▶ **Provided information**

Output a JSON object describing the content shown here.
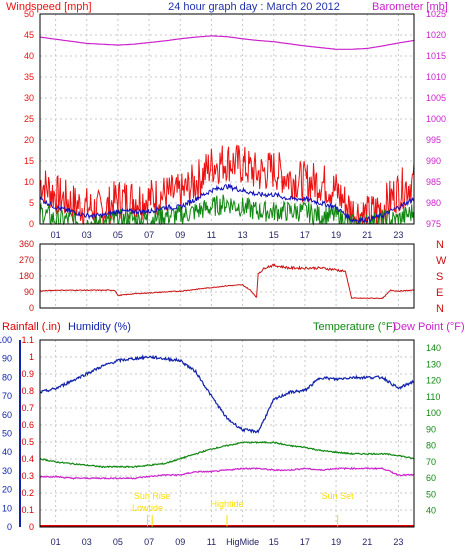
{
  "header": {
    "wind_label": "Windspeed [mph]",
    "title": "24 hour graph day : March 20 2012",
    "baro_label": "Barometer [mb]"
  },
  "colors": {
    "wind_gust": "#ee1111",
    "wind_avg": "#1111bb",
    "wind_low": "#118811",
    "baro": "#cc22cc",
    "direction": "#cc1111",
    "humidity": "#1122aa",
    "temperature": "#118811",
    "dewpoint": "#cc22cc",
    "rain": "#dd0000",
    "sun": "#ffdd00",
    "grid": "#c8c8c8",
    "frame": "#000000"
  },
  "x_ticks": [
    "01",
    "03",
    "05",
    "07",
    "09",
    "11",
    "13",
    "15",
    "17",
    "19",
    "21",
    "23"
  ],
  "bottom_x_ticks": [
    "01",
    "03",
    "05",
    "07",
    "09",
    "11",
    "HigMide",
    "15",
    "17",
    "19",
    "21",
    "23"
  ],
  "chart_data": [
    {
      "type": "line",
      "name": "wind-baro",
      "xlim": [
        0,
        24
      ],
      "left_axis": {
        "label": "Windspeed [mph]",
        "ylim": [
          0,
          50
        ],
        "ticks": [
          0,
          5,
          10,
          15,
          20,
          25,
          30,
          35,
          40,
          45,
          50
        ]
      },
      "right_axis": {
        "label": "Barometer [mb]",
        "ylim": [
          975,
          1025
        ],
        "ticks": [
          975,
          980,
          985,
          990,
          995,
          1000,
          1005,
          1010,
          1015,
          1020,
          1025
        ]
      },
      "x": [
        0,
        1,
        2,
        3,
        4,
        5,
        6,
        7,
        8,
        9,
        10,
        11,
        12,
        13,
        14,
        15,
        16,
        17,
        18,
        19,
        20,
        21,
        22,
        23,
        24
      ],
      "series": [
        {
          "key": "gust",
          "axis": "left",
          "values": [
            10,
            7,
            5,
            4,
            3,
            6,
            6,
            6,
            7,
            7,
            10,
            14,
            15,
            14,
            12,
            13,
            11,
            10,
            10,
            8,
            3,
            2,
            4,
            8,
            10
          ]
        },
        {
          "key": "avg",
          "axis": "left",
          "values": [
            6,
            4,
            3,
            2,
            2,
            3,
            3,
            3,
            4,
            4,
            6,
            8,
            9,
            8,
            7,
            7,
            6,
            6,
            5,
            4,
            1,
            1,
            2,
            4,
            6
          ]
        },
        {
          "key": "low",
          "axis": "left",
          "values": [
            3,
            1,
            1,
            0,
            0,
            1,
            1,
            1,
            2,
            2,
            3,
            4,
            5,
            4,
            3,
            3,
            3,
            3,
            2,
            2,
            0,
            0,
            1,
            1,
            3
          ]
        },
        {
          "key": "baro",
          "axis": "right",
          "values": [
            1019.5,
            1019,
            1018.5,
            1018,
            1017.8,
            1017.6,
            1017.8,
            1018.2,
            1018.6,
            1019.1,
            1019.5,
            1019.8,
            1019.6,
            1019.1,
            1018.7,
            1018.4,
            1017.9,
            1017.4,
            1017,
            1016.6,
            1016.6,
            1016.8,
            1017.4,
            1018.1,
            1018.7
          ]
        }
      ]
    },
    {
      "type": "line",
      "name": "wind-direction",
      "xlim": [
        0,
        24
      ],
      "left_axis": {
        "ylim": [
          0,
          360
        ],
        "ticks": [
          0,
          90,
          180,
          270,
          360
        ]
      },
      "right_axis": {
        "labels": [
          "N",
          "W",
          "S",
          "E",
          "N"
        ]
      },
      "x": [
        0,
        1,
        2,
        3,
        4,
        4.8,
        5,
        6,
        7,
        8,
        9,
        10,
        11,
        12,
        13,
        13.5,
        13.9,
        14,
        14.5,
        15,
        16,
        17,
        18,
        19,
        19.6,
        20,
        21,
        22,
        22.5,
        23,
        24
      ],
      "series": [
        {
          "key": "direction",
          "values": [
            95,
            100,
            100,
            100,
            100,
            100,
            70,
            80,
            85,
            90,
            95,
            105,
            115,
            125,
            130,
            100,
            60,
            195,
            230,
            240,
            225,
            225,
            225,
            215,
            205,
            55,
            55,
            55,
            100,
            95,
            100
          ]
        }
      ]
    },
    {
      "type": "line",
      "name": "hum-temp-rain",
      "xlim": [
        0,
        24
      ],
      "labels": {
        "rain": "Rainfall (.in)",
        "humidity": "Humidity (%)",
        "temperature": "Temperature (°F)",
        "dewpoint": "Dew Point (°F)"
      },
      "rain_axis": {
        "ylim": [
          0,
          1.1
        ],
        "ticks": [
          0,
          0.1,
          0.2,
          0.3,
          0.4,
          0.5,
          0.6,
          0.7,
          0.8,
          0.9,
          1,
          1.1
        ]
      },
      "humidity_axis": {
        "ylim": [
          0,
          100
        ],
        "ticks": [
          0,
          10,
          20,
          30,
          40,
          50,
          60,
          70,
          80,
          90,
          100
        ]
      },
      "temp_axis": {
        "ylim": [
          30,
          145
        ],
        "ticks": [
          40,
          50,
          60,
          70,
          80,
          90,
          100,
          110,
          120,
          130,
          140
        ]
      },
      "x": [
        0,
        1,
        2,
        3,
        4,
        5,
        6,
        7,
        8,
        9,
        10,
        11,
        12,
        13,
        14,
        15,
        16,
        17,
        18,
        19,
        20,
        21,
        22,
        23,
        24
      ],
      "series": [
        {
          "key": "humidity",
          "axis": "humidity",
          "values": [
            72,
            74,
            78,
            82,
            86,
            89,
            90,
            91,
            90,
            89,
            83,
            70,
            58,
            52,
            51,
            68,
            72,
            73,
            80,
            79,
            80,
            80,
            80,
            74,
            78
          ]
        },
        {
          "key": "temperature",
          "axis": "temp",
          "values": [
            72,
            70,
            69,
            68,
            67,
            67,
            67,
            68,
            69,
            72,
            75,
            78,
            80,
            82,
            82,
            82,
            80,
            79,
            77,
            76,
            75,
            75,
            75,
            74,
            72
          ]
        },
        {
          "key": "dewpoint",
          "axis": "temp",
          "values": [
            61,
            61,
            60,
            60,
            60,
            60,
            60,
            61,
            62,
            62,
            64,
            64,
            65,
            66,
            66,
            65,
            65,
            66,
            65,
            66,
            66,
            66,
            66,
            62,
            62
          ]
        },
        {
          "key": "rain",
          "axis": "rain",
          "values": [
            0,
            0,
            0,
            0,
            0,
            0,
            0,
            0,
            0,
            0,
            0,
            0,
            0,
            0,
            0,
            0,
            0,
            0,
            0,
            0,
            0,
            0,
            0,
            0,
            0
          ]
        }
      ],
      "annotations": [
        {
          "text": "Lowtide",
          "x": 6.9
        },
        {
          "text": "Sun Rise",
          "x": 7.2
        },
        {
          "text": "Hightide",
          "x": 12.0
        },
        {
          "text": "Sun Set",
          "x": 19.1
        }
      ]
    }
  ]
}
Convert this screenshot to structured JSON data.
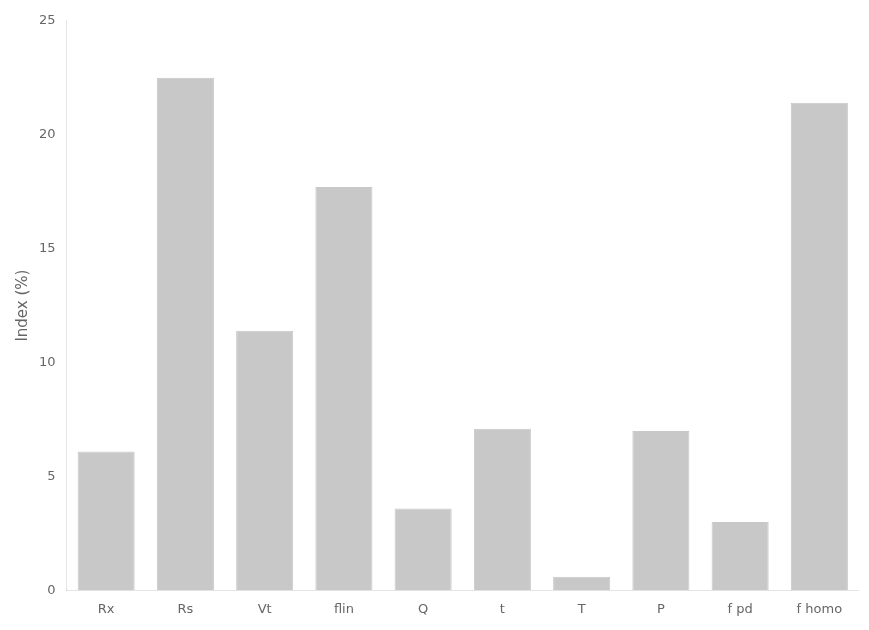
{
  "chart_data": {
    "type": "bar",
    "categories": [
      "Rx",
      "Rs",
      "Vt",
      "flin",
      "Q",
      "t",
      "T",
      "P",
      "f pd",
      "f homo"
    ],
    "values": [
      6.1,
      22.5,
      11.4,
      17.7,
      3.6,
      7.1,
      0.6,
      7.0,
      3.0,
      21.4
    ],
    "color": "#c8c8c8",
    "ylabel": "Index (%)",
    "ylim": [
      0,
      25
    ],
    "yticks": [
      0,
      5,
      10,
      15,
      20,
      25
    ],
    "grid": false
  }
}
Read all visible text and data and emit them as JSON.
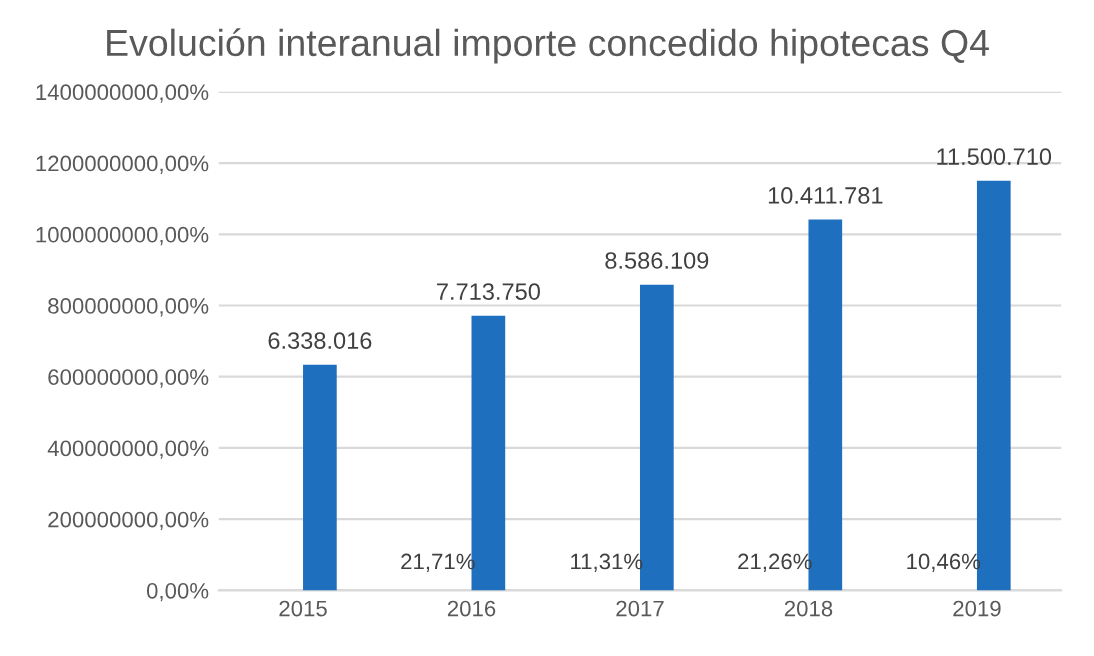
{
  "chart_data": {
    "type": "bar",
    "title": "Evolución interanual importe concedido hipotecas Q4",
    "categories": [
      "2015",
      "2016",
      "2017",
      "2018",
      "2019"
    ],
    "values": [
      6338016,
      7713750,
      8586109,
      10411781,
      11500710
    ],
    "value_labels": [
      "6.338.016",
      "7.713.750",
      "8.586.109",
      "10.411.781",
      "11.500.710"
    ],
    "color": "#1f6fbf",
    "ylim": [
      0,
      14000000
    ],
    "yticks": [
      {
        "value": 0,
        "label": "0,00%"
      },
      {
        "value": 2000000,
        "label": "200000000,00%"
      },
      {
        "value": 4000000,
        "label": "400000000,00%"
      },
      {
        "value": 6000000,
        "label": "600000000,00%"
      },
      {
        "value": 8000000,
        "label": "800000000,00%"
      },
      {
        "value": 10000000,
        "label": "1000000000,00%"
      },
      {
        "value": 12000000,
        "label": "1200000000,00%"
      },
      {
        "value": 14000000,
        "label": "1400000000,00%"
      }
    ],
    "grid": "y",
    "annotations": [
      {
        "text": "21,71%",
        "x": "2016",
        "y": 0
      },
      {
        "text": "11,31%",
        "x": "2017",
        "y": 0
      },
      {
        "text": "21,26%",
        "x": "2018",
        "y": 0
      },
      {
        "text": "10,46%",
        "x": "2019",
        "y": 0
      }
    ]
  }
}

▶ **Task**
Give only the number of lines in the listing above that include the string "title".

▶ **Exercise result**
2